## Written exercise:
Show each line of the data below that has the string "genus" in it.
--- Begin Supplied records ---
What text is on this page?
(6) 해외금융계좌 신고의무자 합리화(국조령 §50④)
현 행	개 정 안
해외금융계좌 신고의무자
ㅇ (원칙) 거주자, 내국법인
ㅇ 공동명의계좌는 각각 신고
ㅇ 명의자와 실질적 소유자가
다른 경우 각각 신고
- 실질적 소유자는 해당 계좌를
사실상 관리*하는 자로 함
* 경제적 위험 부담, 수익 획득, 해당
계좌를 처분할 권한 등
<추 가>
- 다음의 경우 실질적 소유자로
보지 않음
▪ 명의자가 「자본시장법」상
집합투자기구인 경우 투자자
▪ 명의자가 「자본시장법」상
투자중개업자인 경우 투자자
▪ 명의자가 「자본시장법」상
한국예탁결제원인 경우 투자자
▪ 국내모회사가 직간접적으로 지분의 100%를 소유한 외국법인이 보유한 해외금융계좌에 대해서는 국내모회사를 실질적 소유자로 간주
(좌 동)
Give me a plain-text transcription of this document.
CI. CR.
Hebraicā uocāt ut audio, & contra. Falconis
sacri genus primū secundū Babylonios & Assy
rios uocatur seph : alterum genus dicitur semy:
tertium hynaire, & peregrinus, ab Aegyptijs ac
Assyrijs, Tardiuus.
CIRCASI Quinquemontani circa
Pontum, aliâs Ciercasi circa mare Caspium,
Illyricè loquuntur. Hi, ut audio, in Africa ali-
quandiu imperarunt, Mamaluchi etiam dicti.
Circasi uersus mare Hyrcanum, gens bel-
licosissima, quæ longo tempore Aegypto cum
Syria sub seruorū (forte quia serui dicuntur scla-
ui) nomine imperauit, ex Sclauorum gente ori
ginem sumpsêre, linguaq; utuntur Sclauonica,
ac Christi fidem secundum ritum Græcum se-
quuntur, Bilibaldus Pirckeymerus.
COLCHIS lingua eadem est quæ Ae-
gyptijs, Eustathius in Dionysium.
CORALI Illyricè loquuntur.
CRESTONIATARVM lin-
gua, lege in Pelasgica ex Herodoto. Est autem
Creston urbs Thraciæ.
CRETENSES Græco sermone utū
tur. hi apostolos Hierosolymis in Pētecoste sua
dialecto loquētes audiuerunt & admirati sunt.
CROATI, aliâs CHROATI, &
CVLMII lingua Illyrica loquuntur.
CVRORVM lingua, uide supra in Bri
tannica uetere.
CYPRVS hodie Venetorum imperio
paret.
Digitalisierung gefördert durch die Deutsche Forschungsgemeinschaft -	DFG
--- End Supplied records ---
## Full answer:
sacri genus primū secundū Babylonios & Assy
rios uocatur seph : alterum genus dicitur semy:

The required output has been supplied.